*GIVEN INSTRUCTION:*
Return all entries precisely as they stand, without the images.

*THE INPUT:*
* * * * * * *

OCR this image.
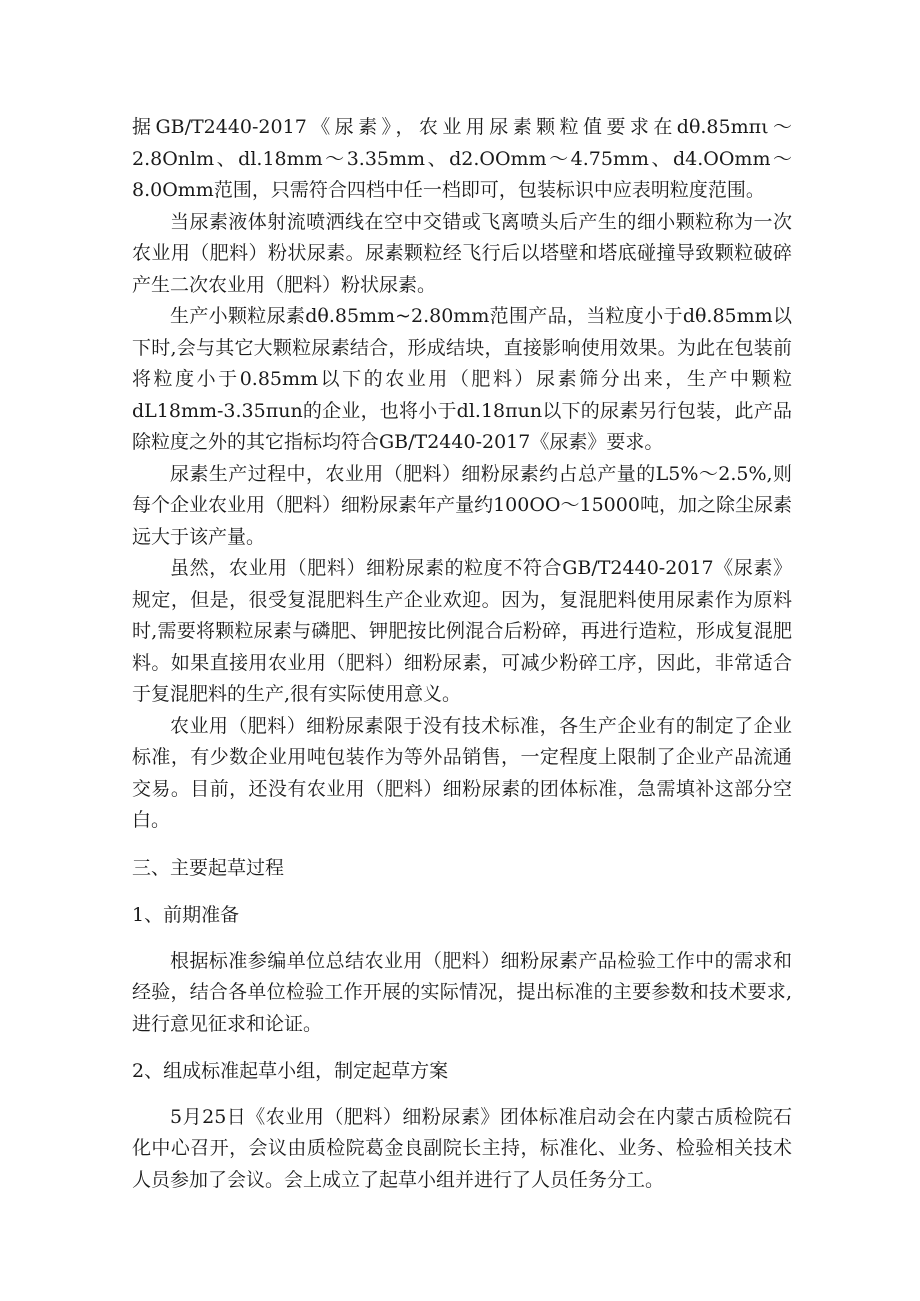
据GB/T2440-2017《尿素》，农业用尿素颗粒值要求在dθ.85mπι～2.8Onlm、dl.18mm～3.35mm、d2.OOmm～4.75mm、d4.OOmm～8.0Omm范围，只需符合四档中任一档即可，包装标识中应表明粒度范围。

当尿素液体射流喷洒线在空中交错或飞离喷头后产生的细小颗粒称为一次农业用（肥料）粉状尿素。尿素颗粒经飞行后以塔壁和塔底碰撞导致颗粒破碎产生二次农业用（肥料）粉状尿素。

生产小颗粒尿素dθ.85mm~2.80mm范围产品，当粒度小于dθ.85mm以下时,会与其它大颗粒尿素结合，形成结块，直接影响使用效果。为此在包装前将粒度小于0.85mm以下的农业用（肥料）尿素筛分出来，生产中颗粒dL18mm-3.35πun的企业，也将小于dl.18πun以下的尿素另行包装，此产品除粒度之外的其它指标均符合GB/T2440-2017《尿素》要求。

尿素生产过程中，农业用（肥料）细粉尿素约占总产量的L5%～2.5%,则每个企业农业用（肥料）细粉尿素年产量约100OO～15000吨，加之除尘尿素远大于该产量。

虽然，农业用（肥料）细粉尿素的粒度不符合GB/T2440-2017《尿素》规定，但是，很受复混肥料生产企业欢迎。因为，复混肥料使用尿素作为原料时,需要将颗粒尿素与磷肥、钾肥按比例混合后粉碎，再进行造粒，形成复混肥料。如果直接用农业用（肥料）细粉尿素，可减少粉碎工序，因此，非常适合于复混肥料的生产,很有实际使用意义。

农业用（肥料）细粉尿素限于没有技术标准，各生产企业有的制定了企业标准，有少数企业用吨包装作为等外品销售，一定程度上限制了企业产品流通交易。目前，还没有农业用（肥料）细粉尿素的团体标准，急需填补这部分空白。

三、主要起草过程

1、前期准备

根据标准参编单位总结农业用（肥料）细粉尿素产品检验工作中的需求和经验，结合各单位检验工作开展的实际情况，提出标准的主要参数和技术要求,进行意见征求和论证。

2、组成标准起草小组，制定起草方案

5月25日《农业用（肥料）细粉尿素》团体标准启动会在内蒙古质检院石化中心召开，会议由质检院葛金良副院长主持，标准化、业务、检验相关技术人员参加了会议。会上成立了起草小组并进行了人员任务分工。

* * * * * * *

*WORKED ANSWER:*
OCR this image.
据GB/T2440-2017《尿素》，农业用尿素颗粒值要求在dθ.85mπι～2.8Onlm、dl.18mm～3.35mm、d2.OOmm～4.75mm、d4.OOmm～8.0Omm范围，只需符合四档中任一档即可，包装标识中应表明粒度范围。

当尿素液体射流喷洒线在空中交错或飞离喷头后产生的细小颗粒称为一次农业用（肥料）粉状尿素。尿素颗粒经飞行后以塔壁和塔底碰撞导致颗粒破碎产生二次农业用（肥料）粉状尿素。

生产小颗粒尿素dθ.85mm~2.80mm范围产品，当粒度小于dθ.85mm以下时,会与其它大颗粒尿素结合，形成结块，直接影响使用效果。为此在包装前将粒度小于0.85mm以下的农业用（肥料）尿素筛分出来，生产中颗粒dL18mm-3.35πun的企业，也将小于dl.18πun以下的尿素另行包装，此产品除粒度之外的其它指标均符合GB/T2440-2017《尿素》要求。

尿素生产过程中，农业用（肥料）细粉尿素约占总产量的L5%～2.5%,则每个企业农业用（肥料）细粉尿素年产量约100OO～15000吨，加之除尘尿素远大于该产量。

虽然，农业用（肥料）细粉尿素的粒度不符合GB/T2440-2017《尿素》规定，但是，很受复混肥料生产企业欢迎。因为，复混肥料使用尿素作为原料时,需要将颗粒尿素与磷肥、钾肥按比例混合后粉碎，再进行造粒，形成复混肥料。如果直接用农业用（肥料）细粉尿素，可减少粉碎工序，因此，非常适合于复混肥料的生产,很有实际使用意义。

农业用（肥料）细粉尿素限于没有技术标准，各生产企业有的制定了企业标准，有少数企业用吨包装作为等外品销售，一定程度上限制了企业产品流通交易。目前，还没有农业用（肥料）细粉尿素的团体标准，急需填补这部分空白。

三、主要起草过程

1、前期准备

根据标准参编单位总结农业用（肥料）细粉尿素产品检验工作中的需求和经验，结合各单位检验工作开展的实际情况，提出标准的主要参数和技术要求,进行意见征求和论证。

2、组成标准起草小组，制定起草方案

5月25日《农业用（肥料）细粉尿素》团体标准启动会在内蒙古质检院石化中心召开，会议由质检院葛金良副院长主持，标准化、业务、检验相关技术人员参加了会议。会上成立了起草小组并进行了人员任务分工。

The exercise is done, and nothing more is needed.